======== Material provided ========
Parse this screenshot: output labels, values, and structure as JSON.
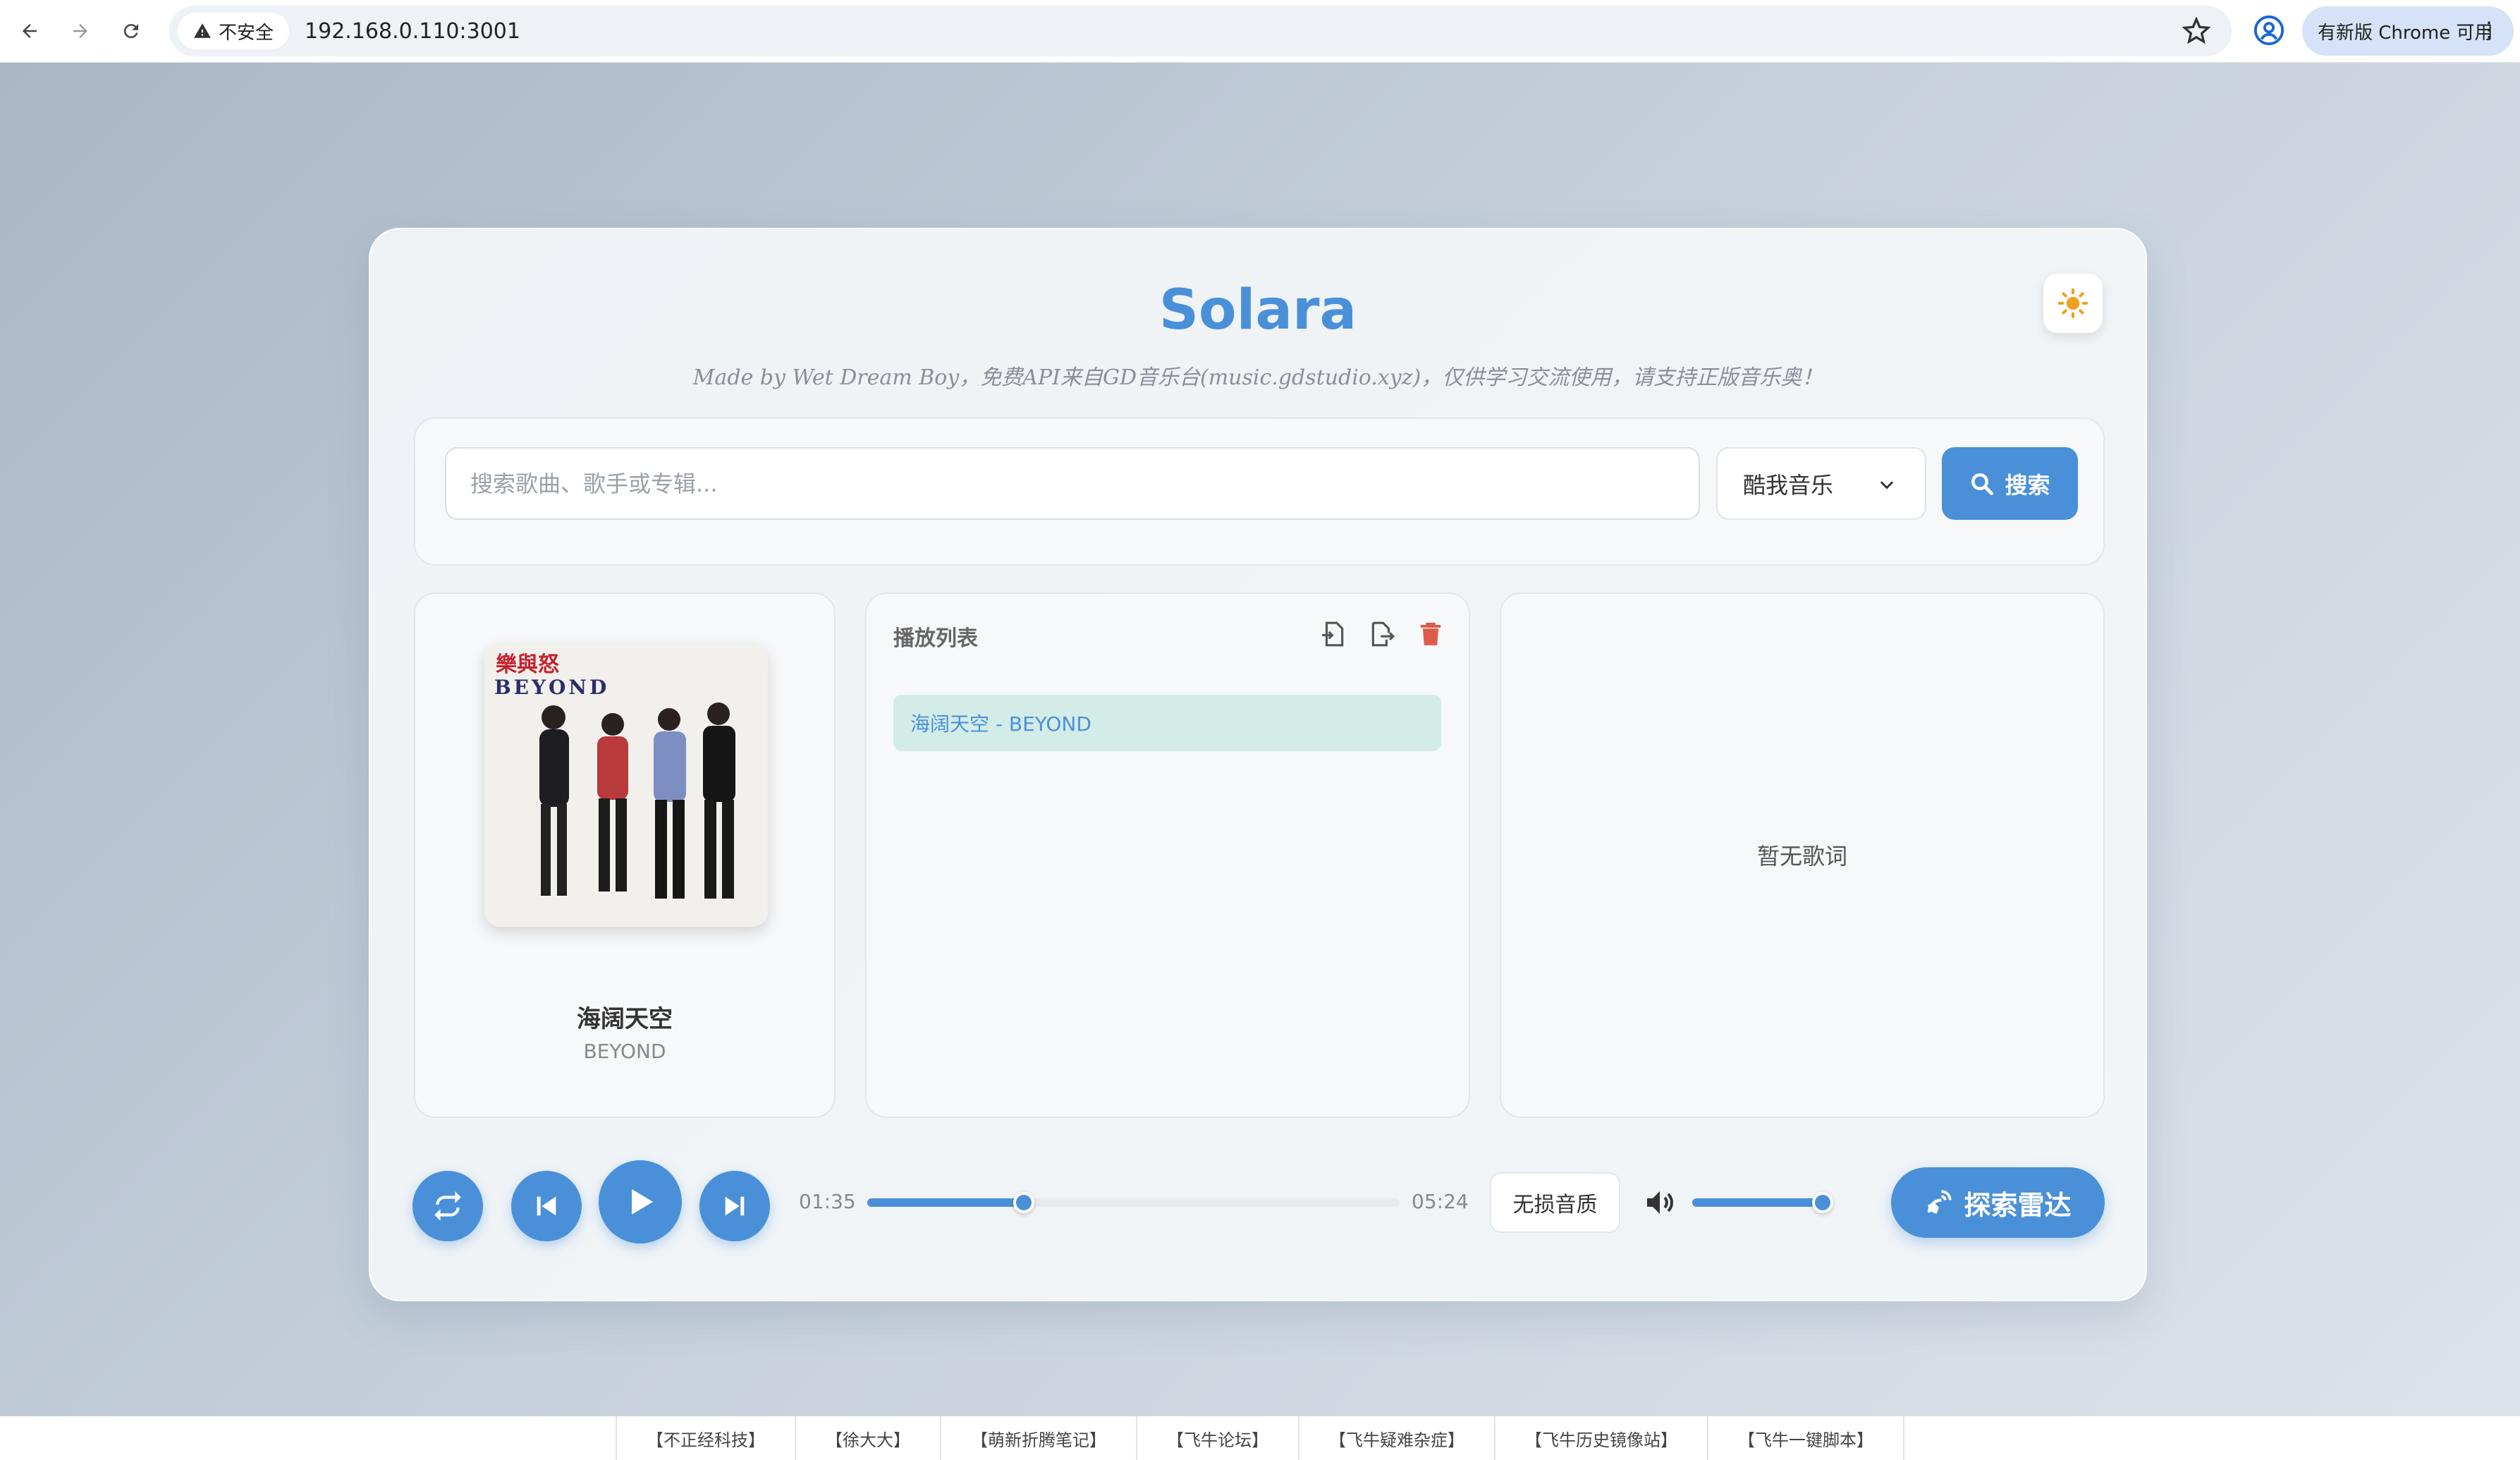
{
  "browser": {
    "security_label": "不安全",
    "url": "192.168.0.110:3001",
    "update_label": "有新版 Chrome 可用"
  },
  "app": {
    "title": "Solara",
    "subtitle": "Made by Wet Dream Boy，免费API来自GD音乐台(music.gdstudio.xyz)，仅供学习交流使用，请支持正版音乐奥！"
  },
  "search": {
    "placeholder": "搜索歌曲、歌手或专辑...",
    "source_selected": "酷我音乐",
    "button_label": "搜索"
  },
  "now_playing": {
    "title": "海阔天空",
    "artist": "BEYOND",
    "album_text_cn": "樂與怒",
    "album_text_en": "BEYOND"
  },
  "playlist": {
    "title": "播放列表",
    "items": [
      {
        "label": "海阔天空 - BEYOND",
        "active": true
      }
    ]
  },
  "lyrics": {
    "empty_text": "暂无歌词"
  },
  "player": {
    "current_time": "01:35",
    "total_time": "05:24",
    "progress": 0.294,
    "quality_label": "无损音质",
    "volume": 1.0,
    "radar_label": "探索雷达"
  },
  "colors": {
    "accent": "#4a90d9",
    "danger": "#e05a4a",
    "theme_icon": "#f0a020",
    "active_item_bg": "#d3ece7"
  },
  "footer": {
    "links": [
      "【不正经科技】",
      "【徐大大】",
      "【萌新折腾笔记】",
      "【飞牛论坛】",
      "【飞牛疑难杂症】",
      "【飞牛历史镜像站】",
      "【飞牛一键脚本】"
    ]
  }
}
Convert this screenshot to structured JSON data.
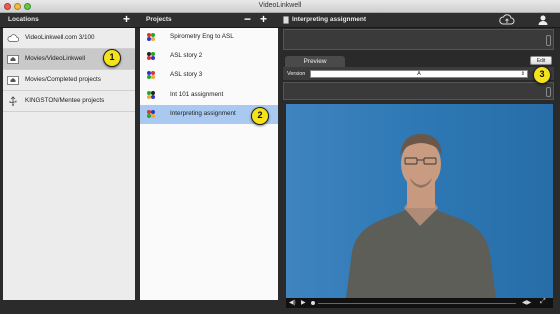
{
  "window": {
    "title": "VideoLinkwell"
  },
  "headers": {
    "locations": "Locations",
    "projects": "Projects",
    "assignment": "Interpreting assignment"
  },
  "locations": [
    {
      "label": "VideoLinkwell.com 3/100",
      "icon": "cloud-icon"
    },
    {
      "label": "Movies/VideoLinkwell",
      "icon": "home-folder-icon"
    },
    {
      "label": "Movies/Completed projects",
      "icon": "home-folder-icon"
    },
    {
      "label": "KINGSTON/Mentee projects",
      "icon": "usb-icon"
    }
  ],
  "projects": [
    {
      "label": "Spirometry Eng to ASL"
    },
    {
      "label": "ASL story 2"
    },
    {
      "label": "ASL story 3"
    },
    {
      "label": "Int 101 assignment"
    },
    {
      "label": "Interpreting assignment"
    }
  ],
  "right": {
    "preview_tab": "Preview",
    "version_label": "Version",
    "version_value": "A",
    "edit_label": "Edit"
  },
  "callouts": [
    "1",
    "2",
    "3"
  ],
  "colors": {
    "selection": "#a9c9f0",
    "callout": "#f3e21c",
    "video_bg": "#2d78b5"
  }
}
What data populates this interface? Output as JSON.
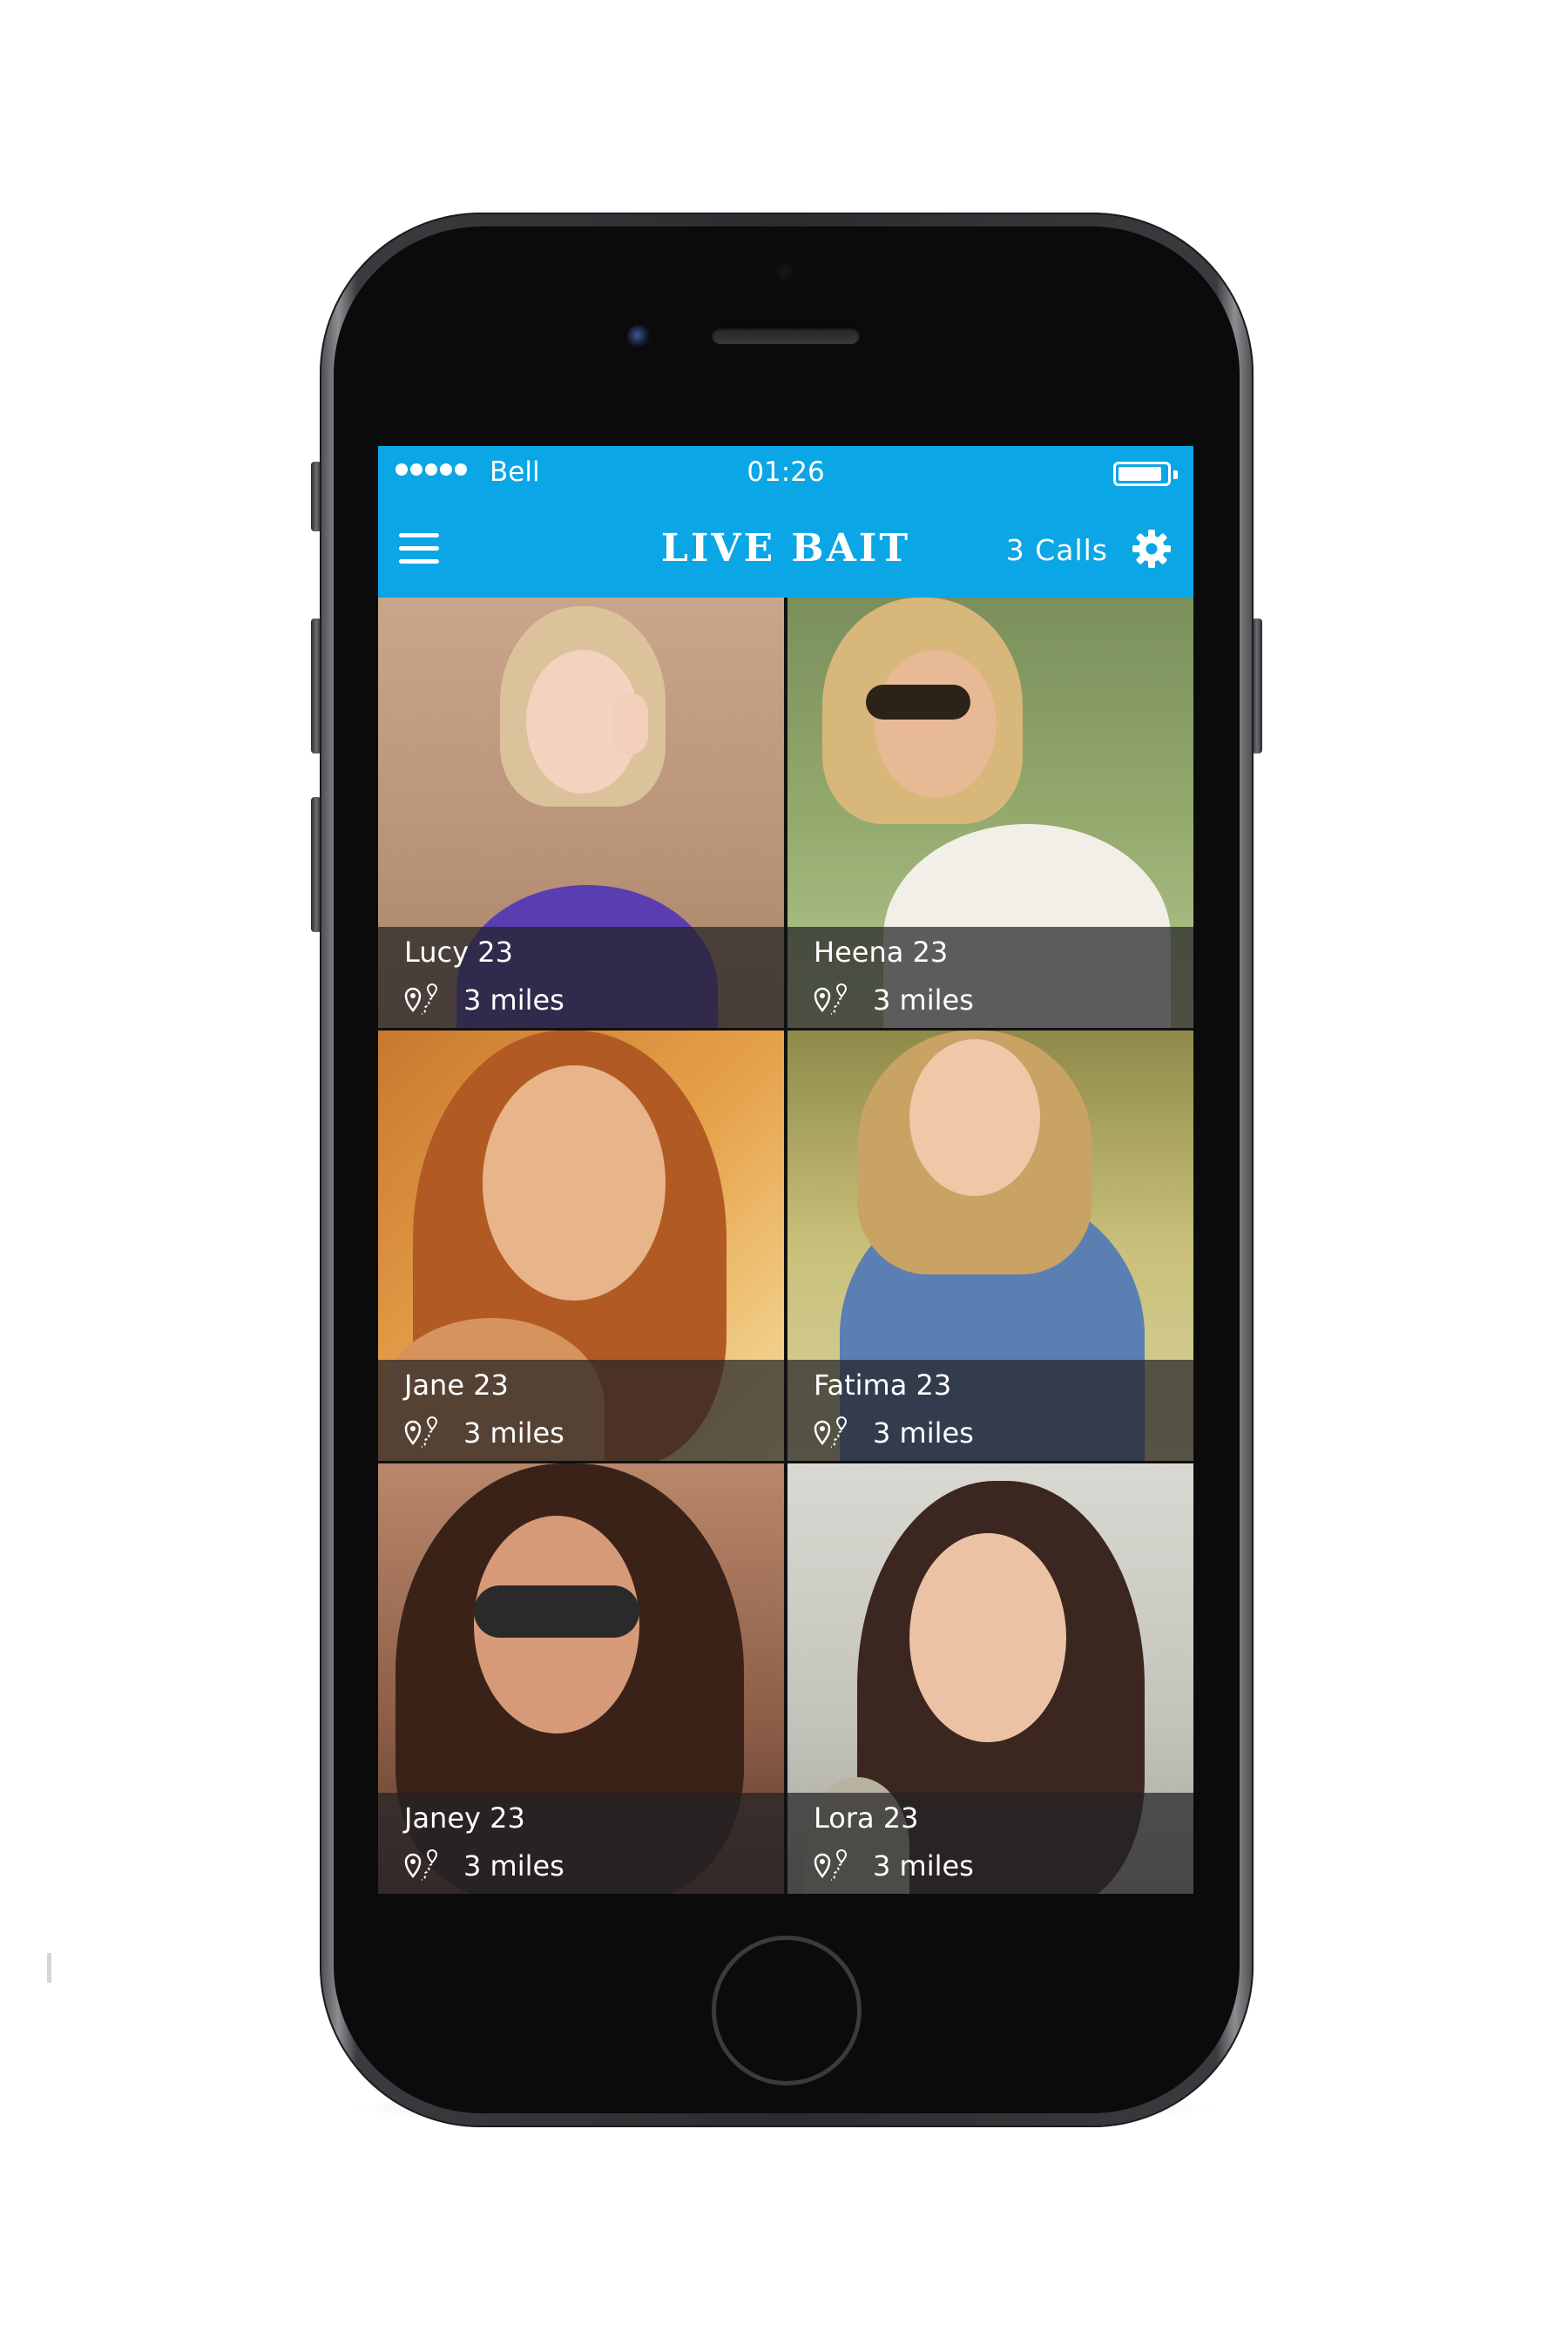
{
  "status_bar": {
    "carrier": "Bell",
    "time": "01:26",
    "signal_dots": 5,
    "battery_level": 0.9
  },
  "header": {
    "title": "LIVE BAIT",
    "calls_label": "3 Calls",
    "menu_icon": "hamburger-menu-icon",
    "settings_icon": "gear-icon"
  },
  "profiles": [
    {
      "name": "Lucy 23",
      "distance": "3 miles"
    },
    {
      "name": "Heena 23",
      "distance": "3 miles"
    },
    {
      "name": "Jane 23",
      "distance": "3 miles"
    },
    {
      "name": "Fatima 23",
      "distance": "3 miles"
    },
    {
      "name": "Janey 23",
      "distance": "3 miles"
    },
    {
      "name": "Lora 23",
      "distance": "3 miles"
    }
  ],
  "colors": {
    "accent": "#0ba6e5",
    "caption_overlay": "#232326",
    "device": "#2b2c2f"
  }
}
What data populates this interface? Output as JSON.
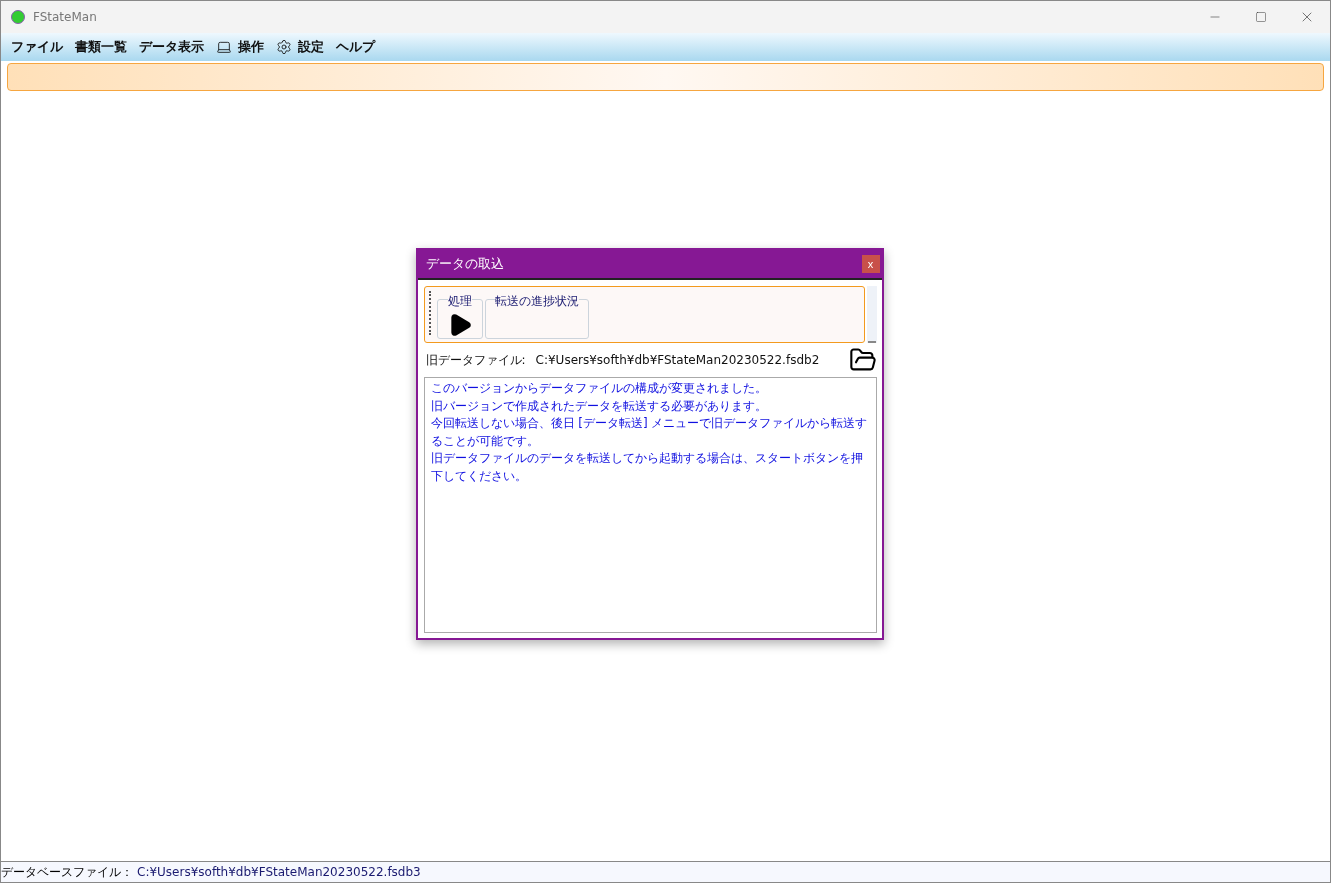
========
## Problem description
Search the data for the string "this". List each line that has it.

## The answer
Parse this screenshot: output labels, values, and structure as JSON.
Convert this screenshot to structured JSON data.
What data populates this interface? Output as JSON.
What data populates this interface? Output as JSON.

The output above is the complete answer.